● TASK OBJECTIVE: Repeat the material verbatim. Images are excluded from the copy.

● Dataset records:
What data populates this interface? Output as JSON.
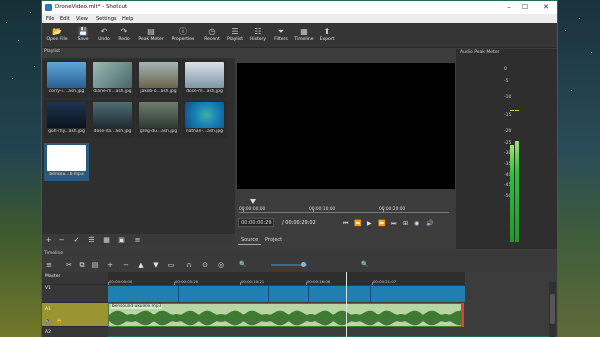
{
  "window": {
    "title": "DroneVideo.mlt* - Shotcut"
  },
  "window_controls": {
    "minimize": "–",
    "maximize": "☐",
    "close": "✕"
  },
  "menu": [
    "File",
    "Edit",
    "View",
    "Settings",
    "Help"
  ],
  "toolbar": [
    {
      "label": "Open File",
      "icon": "folder-open-icon",
      "glyph": "📂"
    },
    {
      "label": "Save",
      "icon": "save-icon",
      "glyph": "💾"
    },
    {
      "label": "Undo",
      "icon": "undo-icon",
      "glyph": "↶"
    },
    {
      "label": "Redo",
      "icon": "redo-icon",
      "glyph": "↷"
    },
    {
      "label": "Peak Meter",
      "icon": "peak-meter-icon",
      "glyph": "▤"
    },
    {
      "label": "Properties",
      "icon": "properties-icon",
      "glyph": "ⓘ"
    },
    {
      "label": "Recent",
      "icon": "recent-icon",
      "glyph": "◷"
    },
    {
      "label": "Playlist",
      "icon": "playlist-icon",
      "glyph": "☰"
    },
    {
      "label": "History",
      "icon": "history-icon",
      "glyph": "☷"
    },
    {
      "label": "Filters",
      "icon": "filters-icon",
      "glyph": "⏷"
    },
    {
      "label": "Timeline",
      "icon": "timeline-icon",
      "glyph": "▦"
    },
    {
      "label": "Export",
      "icon": "export-icon",
      "glyph": "⬆"
    }
  ],
  "playlist": {
    "title": "Playlist",
    "items": [
      {
        "caption": "corry-i....ash.jpg",
        "color": "#3b79b8"
      },
      {
        "caption": "diane-m...ash.jpg",
        "color": "#6a8f93"
      },
      {
        "caption": "jakob-o...ash.jpg",
        "color": "#7c7a63"
      },
      {
        "caption": "dose-m...ash.jpg",
        "color": "#a9b7c3"
      },
      {
        "caption": "goh-rhy...ash.jpg",
        "color": "#152536"
      },
      {
        "caption": "dose-da...ash.jpg",
        "color": "#31474d"
      },
      {
        "caption": "greg-du...ash.jpg",
        "color": "#4d5a4e"
      },
      {
        "caption": "nathan-...ash.jpg",
        "color": "#1b73a3"
      },
      {
        "caption": "bensou...b.mp3",
        "color": "#ffffff"
      }
    ],
    "buttons": [
      {
        "name": "add-button",
        "glyph": "+"
      },
      {
        "name": "remove-button",
        "glyph": "−"
      },
      {
        "name": "update-button",
        "glyph": "✓"
      },
      {
        "name": "view-details-button",
        "glyph": "☰"
      },
      {
        "name": "view-tiles-button",
        "glyph": "▦"
      },
      {
        "name": "view-icons-button",
        "glyph": "▣"
      },
      {
        "name": "menu-button",
        "glyph": "≡"
      }
    ]
  },
  "player": {
    "ruler_labels": [
      "00:00:00:00",
      "00:00:10:00",
      "00:00:20:00"
    ],
    "current_time": "00:00:00:29",
    "total_time": "/ 00:00:29:02",
    "tabs": [
      "Source",
      "Project"
    ],
    "transport": [
      {
        "name": "skip-start-button",
        "glyph": "⏮"
      },
      {
        "name": "rewind-button",
        "glyph": "⏪"
      },
      {
        "name": "play-button",
        "glyph": "▶"
      },
      {
        "name": "fast-forward-button",
        "glyph": "⏩"
      },
      {
        "name": "skip-end-button",
        "glyph": "⏭"
      },
      {
        "name": "toggle-grid-button",
        "glyph": "⊞"
      },
      {
        "name": "zoom-button",
        "glyph": "◉"
      },
      {
        "name": "volume-button",
        "glyph": "🔊"
      }
    ]
  },
  "meter": {
    "title": "Audio Peak Meter",
    "scale": [
      "0",
      "-5",
      "-10",
      "-15",
      "-20",
      "-25",
      "-30",
      "-35",
      "-40",
      "-45",
      "-50"
    ]
  },
  "timeline": {
    "title": "Timeline",
    "tool_glyphs": [
      "≡",
      "✂",
      "⧉",
      "▤",
      "+",
      "−",
      "▲",
      "▼",
      "▭",
      "∩",
      "⊙",
      "◎",
      "🔍",
      "🔍"
    ],
    "tool_names": [
      "menu-icon",
      "cut-icon",
      "copy-icon",
      "paste-icon",
      "append-icon",
      "ripple-delete-icon",
      "lift-icon",
      "overwrite-icon",
      "split-icon",
      "snap-icon",
      "scrub-icon",
      "ripple-icon",
      "zoom-out-icon",
      "zoom-in-icon"
    ],
    "ruler_labels": [
      "00:00:00:00",
      "00:00:05:20",
      "00:00:10:21",
      "00:00:16:06",
      "00:00:21:07"
    ],
    "tracks": [
      {
        "name": "Master"
      },
      {
        "name": "V1"
      },
      {
        "name": "A1"
      },
      {
        "name": "A2"
      }
    ],
    "audio_clip": "bensound-ukulele.mp3"
  }
}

● SOLUTION TO THE EXERCISE:
What data populates this interface? Output as JSON.
{
  "window": {
    "title": "DroneVideo.mlt* - Shotcut"
  },
  "window_controls": {
    "minimize": "–",
    "maximize": "☐",
    "close": "✕"
  },
  "menu": [
    "File",
    "Edit",
    "View",
    "Settings",
    "Help"
  ],
  "toolbar": [
    {
      "label": "Open File",
      "icon": "folder-open-icon",
      "glyph": "📂"
    },
    {
      "label": "Save",
      "icon": "save-icon",
      "glyph": "💾"
    },
    {
      "label": "Undo",
      "icon": "undo-icon",
      "glyph": "↶"
    },
    {
      "label": "Redo",
      "icon": "redo-icon",
      "glyph": "↷"
    },
    {
      "label": "Peak Meter",
      "icon": "peak-meter-icon",
      "glyph": "▤"
    },
    {
      "label": "Properties",
      "icon": "properties-icon",
      "glyph": "ⓘ"
    },
    {
      "label": "Recent",
      "icon": "recent-icon",
      "glyph": "◷"
    },
    {
      "label": "Playlist",
      "icon": "playlist-icon",
      "glyph": "☰"
    },
    {
      "label": "History",
      "icon": "history-icon",
      "glyph": "☷"
    },
    {
      "label": "Filters",
      "icon": "filters-icon",
      "glyph": "⏷"
    },
    {
      "label": "Timeline",
      "icon": "timeline-icon",
      "glyph": "▦"
    },
    {
      "label": "Export",
      "icon": "export-icon",
      "glyph": "⬆"
    }
  ],
  "playlist": {
    "title": "Playlist",
    "items": [
      {
        "caption": "corry-i....ash.jpg",
        "color": "#3b79b8"
      },
      {
        "caption": "diane-m...ash.jpg",
        "color": "#6a8f93"
      },
      {
        "caption": "jakob-o...ash.jpg",
        "color": "#7c7a63"
      },
      {
        "caption": "dose-m...ash.jpg",
        "color": "#a9b7c3"
      },
      {
        "caption": "goh-rhy...ash.jpg",
        "color": "#152536"
      },
      {
        "caption": "dose-da...ash.jpg",
        "color": "#31474d"
      },
      {
        "caption": "greg-du...ash.jpg",
        "color": "#4d5a4e"
      },
      {
        "caption": "nathan-...ash.jpg",
        "color": "#1b73a3"
      },
      {
        "caption": "bensou...b.mp3",
        "color": "#ffffff"
      }
    ],
    "buttons": [
      {
        "name": "add-button",
        "glyph": "+"
      },
      {
        "name": "remove-button",
        "glyph": "−"
      },
      {
        "name": "update-button",
        "glyph": "✓"
      },
      {
        "name": "view-details-button",
        "glyph": "☰"
      },
      {
        "name": "view-tiles-button",
        "glyph": "▦"
      },
      {
        "name": "view-icons-button",
        "glyph": "▣"
      },
      {
        "name": "menu-button",
        "glyph": "≡"
      }
    ]
  },
  "player": {
    "ruler_labels": [
      "00:00:00:00",
      "00:00:10:00",
      "00:00:20:00"
    ],
    "current_time": "00:00:00:29",
    "total_time": "/ 00:00:29:02",
    "tabs": [
      "Source",
      "Project"
    ],
    "transport": [
      {
        "name": "skip-start-button",
        "glyph": "⏮"
      },
      {
        "name": "rewind-button",
        "glyph": "⏪"
      },
      {
        "name": "play-button",
        "glyph": "▶"
      },
      {
        "name": "fast-forward-button",
        "glyph": "⏩"
      },
      {
        "name": "skip-end-button",
        "glyph": "⏭"
      },
      {
        "name": "toggle-grid-button",
        "glyph": "⊞"
      },
      {
        "name": "zoom-button",
        "glyph": "◉"
      },
      {
        "name": "volume-button",
        "glyph": "🔊"
      }
    ]
  },
  "meter": {
    "title": "Audio Peak Meter",
    "scale": [
      "0",
      "-5",
      "-10",
      "-15",
      "-20",
      "-25",
      "-30",
      "-35",
      "-40",
      "-45",
      "-50"
    ]
  },
  "timeline": {
    "title": "Timeline",
    "tool_glyphs": [
      "≡",
      "✂",
      "⧉",
      "▤",
      "+",
      "−",
      "▲",
      "▼",
      "▭",
      "∩",
      "⊙",
      "◎",
      "🔍",
      "🔍"
    ],
    "tool_names": [
      "menu-icon",
      "cut-icon",
      "copy-icon",
      "paste-icon",
      "append-icon",
      "ripple-delete-icon",
      "lift-icon",
      "overwrite-icon",
      "split-icon",
      "snap-icon",
      "scrub-icon",
      "ripple-icon",
      "zoom-out-icon",
      "zoom-in-icon"
    ],
    "ruler_labels": [
      "00:00:00:00",
      "00:00:05:20",
      "00:00:10:21",
      "00:00:16:06",
      "00:00:21:07"
    ],
    "tracks": [
      {
        "name": "Master"
      },
      {
        "name": "V1"
      },
      {
        "name": "A1"
      },
      {
        "name": "A2"
      }
    ],
    "audio_clip": "bensound-ukulele.mp3"
  }
}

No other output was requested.